----- Data provided -----
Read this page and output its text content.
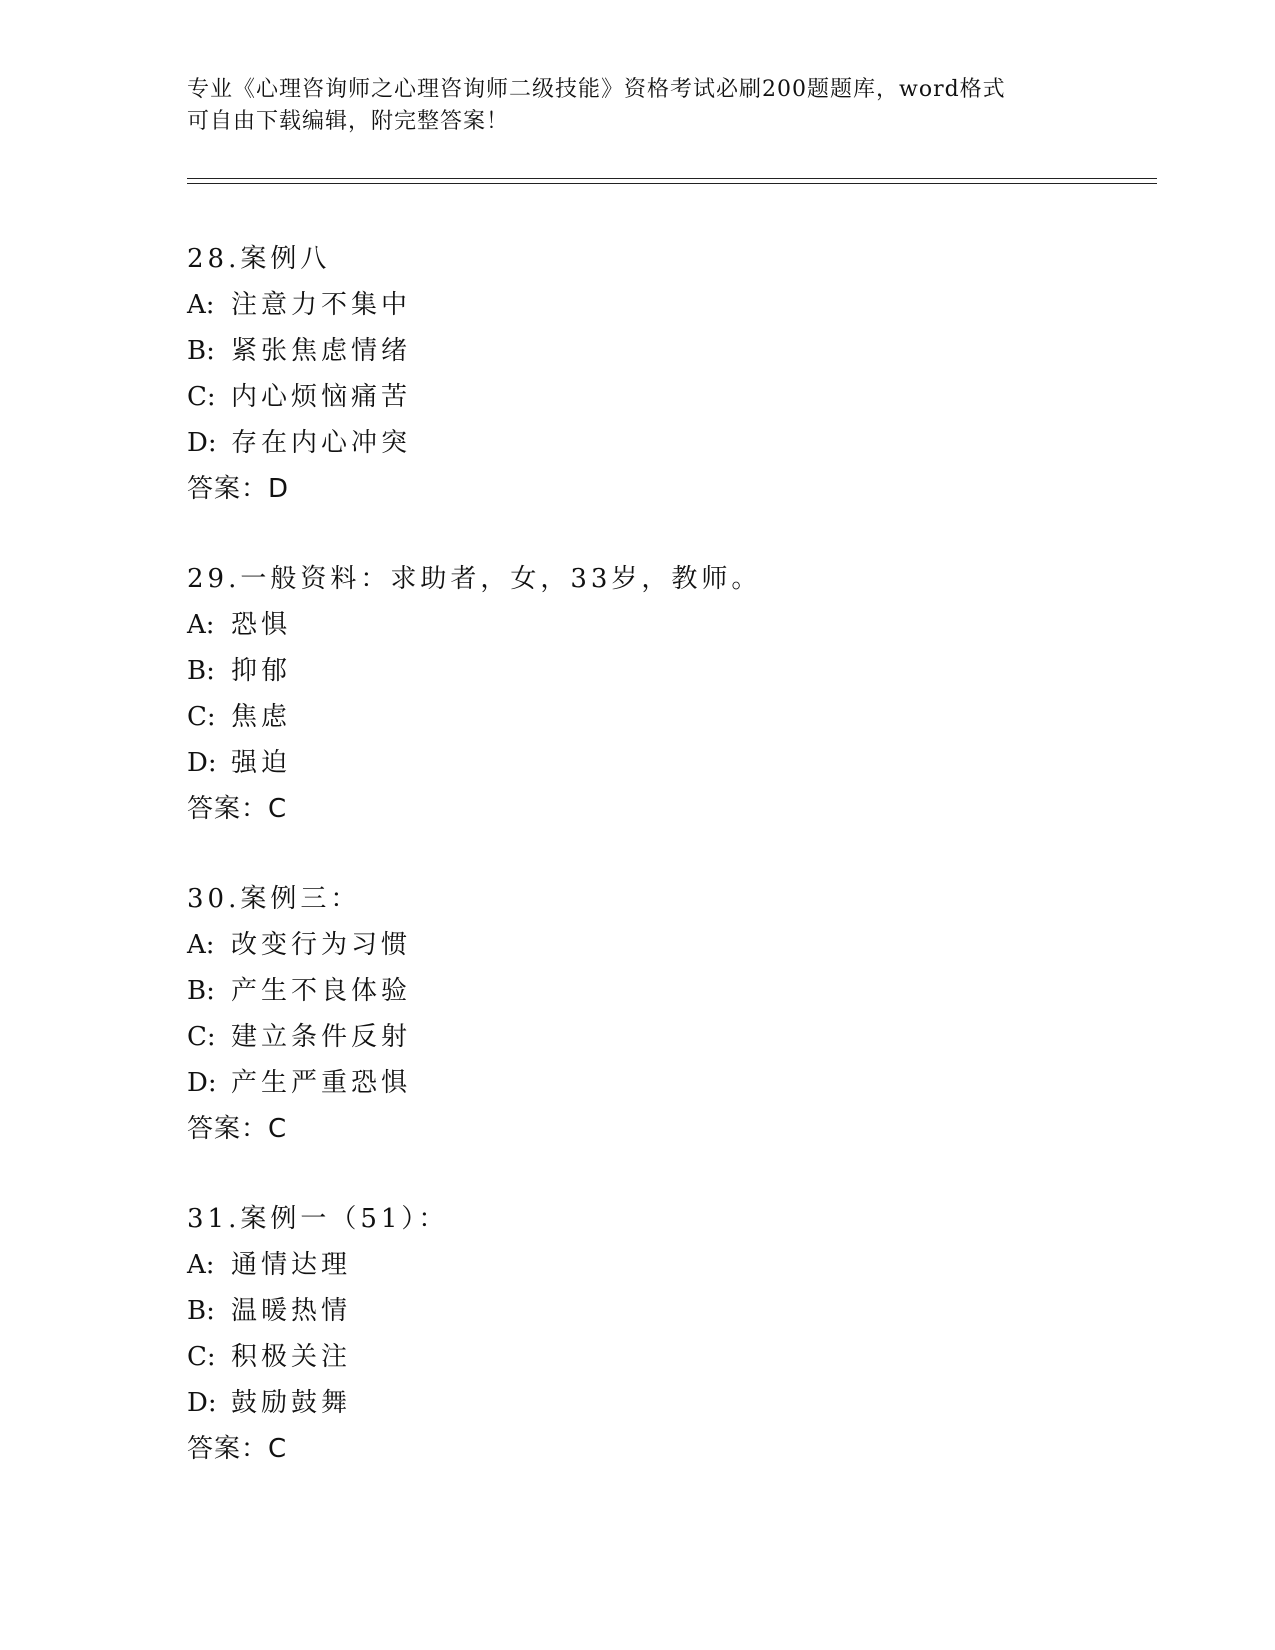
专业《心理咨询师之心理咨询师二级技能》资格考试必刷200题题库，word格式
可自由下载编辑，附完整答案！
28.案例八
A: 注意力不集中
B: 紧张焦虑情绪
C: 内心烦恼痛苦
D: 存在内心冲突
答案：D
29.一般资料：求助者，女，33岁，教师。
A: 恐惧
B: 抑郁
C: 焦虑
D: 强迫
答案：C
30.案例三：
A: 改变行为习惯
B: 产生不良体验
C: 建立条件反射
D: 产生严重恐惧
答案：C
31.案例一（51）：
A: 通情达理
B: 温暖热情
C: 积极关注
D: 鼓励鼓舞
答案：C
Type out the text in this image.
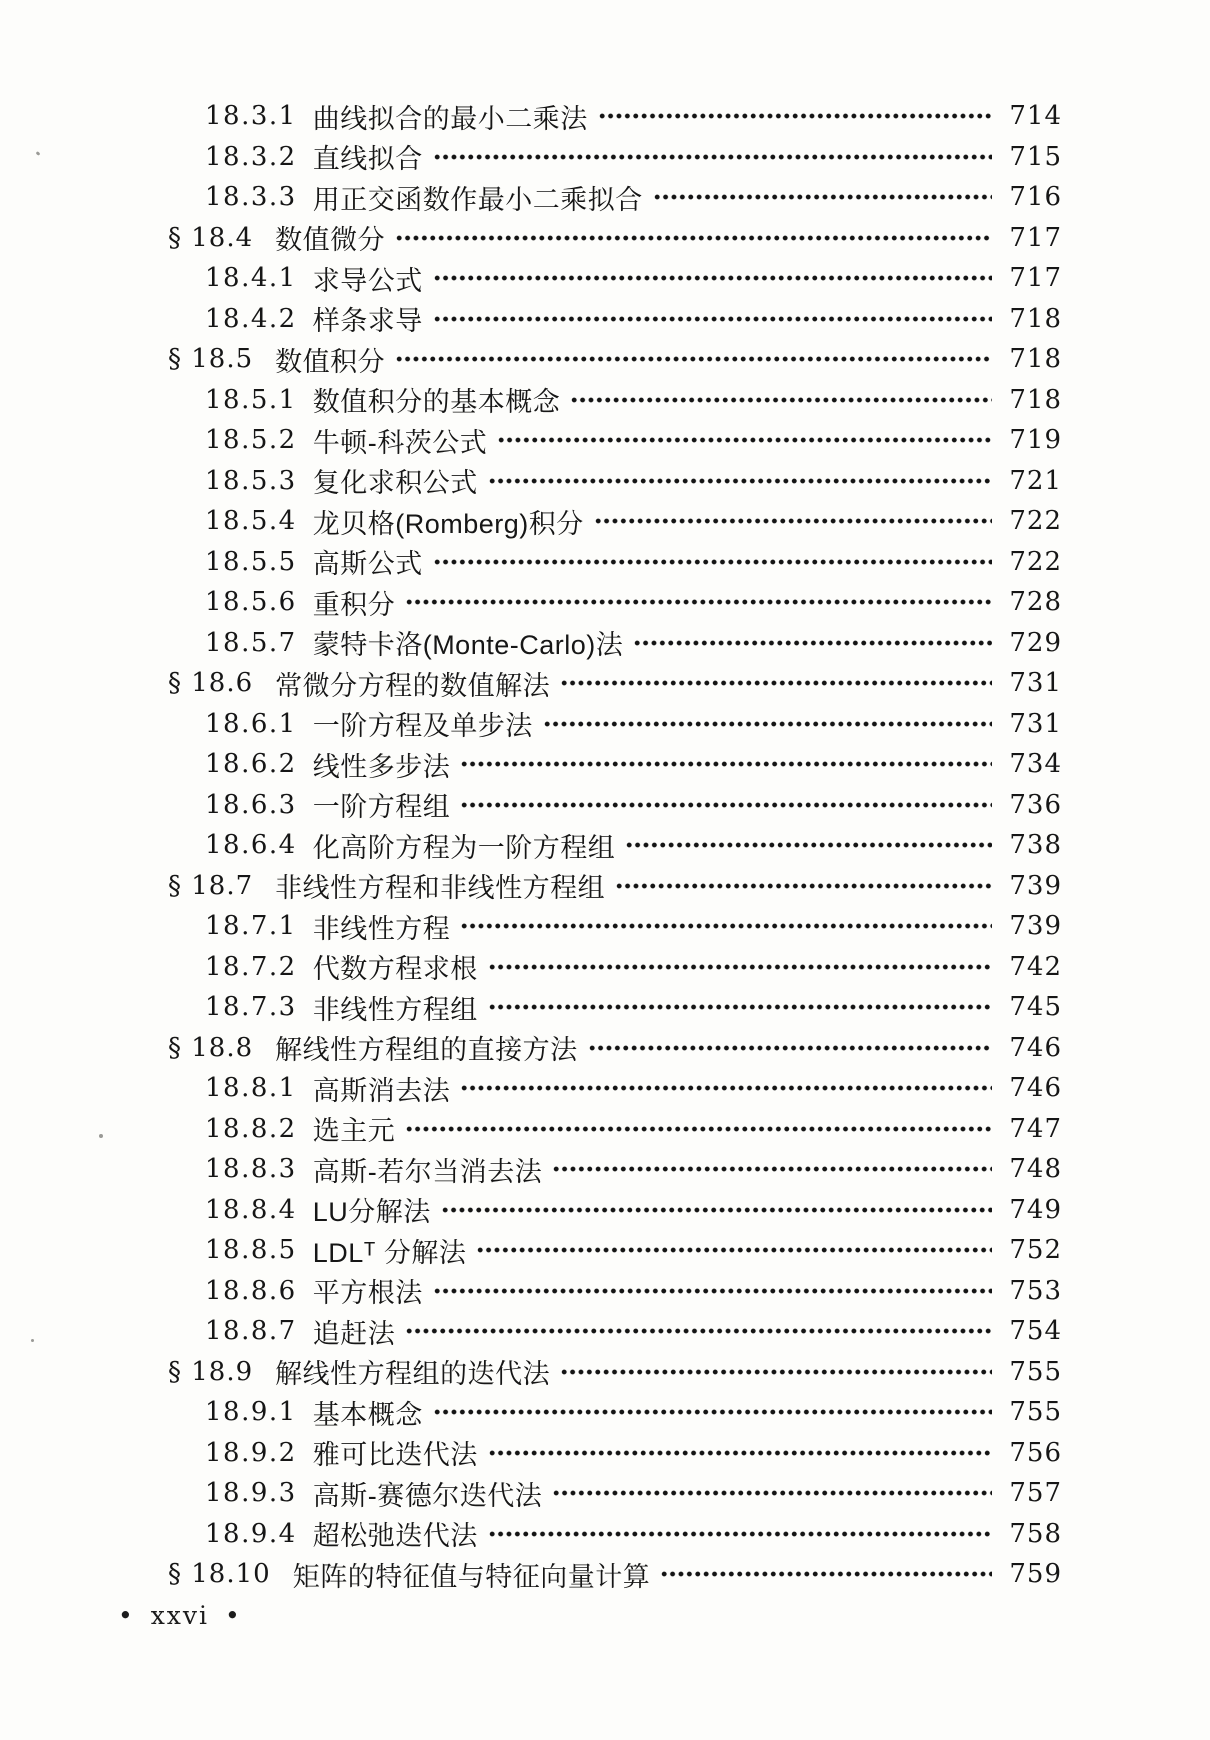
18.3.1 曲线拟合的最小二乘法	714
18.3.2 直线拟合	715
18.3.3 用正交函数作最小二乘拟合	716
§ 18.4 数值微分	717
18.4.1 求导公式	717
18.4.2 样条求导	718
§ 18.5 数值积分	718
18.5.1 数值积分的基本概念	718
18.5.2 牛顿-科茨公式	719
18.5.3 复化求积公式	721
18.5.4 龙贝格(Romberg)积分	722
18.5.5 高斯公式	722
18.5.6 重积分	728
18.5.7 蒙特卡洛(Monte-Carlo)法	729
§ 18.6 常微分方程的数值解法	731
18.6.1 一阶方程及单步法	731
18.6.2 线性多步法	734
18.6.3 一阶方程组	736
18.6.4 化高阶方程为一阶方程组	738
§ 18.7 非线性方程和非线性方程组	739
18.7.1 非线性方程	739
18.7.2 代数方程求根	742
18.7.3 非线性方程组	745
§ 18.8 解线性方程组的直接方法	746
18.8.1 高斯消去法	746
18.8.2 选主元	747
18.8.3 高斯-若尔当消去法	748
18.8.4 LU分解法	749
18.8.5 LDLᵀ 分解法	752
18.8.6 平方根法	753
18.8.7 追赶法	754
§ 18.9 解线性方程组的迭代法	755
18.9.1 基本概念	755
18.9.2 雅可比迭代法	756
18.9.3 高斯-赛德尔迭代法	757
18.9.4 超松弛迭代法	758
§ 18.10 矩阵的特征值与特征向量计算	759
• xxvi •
-----
Aim:
Write out all the entries again, word for word, and print no images.

Answer for this exercise:
Read this page and output its text content.
专业《心理咨询师之心理咨询师二级技能》资格考试必刷200题题库，word格式
可自由下载编辑，附完整答案！
28.案例八
A: 注意力不集中
B: 紧张焦虑情绪
C: 内心烦恼痛苦
D: 存在内心冲突
答案：D
29.一般资料：求助者，女，33岁，教师。
A: 恐惧
B: 抑郁
C: 焦虑
D: 强迫
答案：C
30.案例三：
A: 改变行为习惯
B: 产生不良体验
C: 建立条件反射
D: 产生严重恐惧
答案：C
31.案例一（51）：
A: 通情达理
B: 温暖热情
C: 积极关注
D: 鼓励鼓舞
答案：C
Type out the text in this image.
18.3.1 曲线拟合的最小二乘法	714
18.3.2 直线拟合	715
18.3.3 用正交函数作最小二乘拟合	716
§ 18.4 数值微分	717
18.4.1 求导公式	717
18.4.2 样条求导	718
§ 18.5 数值积分	718
18.5.1 数值积分的基本概念	718
18.5.2 牛顿-科茨公式	719
18.5.3 复化求积公式	721
18.5.4 龙贝格(Romberg)积分	722
18.5.5 高斯公式	722
18.5.6 重积分	728
18.5.7 蒙特卡洛(Monte-Carlo)法	729
§ 18.6 常微分方程的数值解法	731
18.6.1 一阶方程及单步法	731
18.6.2 线性多步法	734
18.6.3 一阶方程组	736
18.6.4 化高阶方程为一阶方程组	738
§ 18.7 非线性方程和非线性方程组	739
18.7.1 非线性方程	739
18.7.2 代数方程求根	742
18.7.3 非线性方程组	745
§ 18.8 解线性方程组的直接方法	746
18.8.1 高斯消去法	746
18.8.2 选主元	747
18.8.3 高斯-若尔当消去法	748
18.8.4 LU分解法	749
18.8.5 LDLᵀ 分解法	752
18.8.6 平方根法	753
18.8.7 追赶法	754
§ 18.9 解线性方程组的迭代法	755
18.9.1 基本概念	755
18.9.2 雅可比迭代法	756
18.9.3 高斯-赛德尔迭代法	757
18.9.4 超松弛迭代法	758
§ 18.10 矩阵的特征值与特征向量计算	759
• xxvi •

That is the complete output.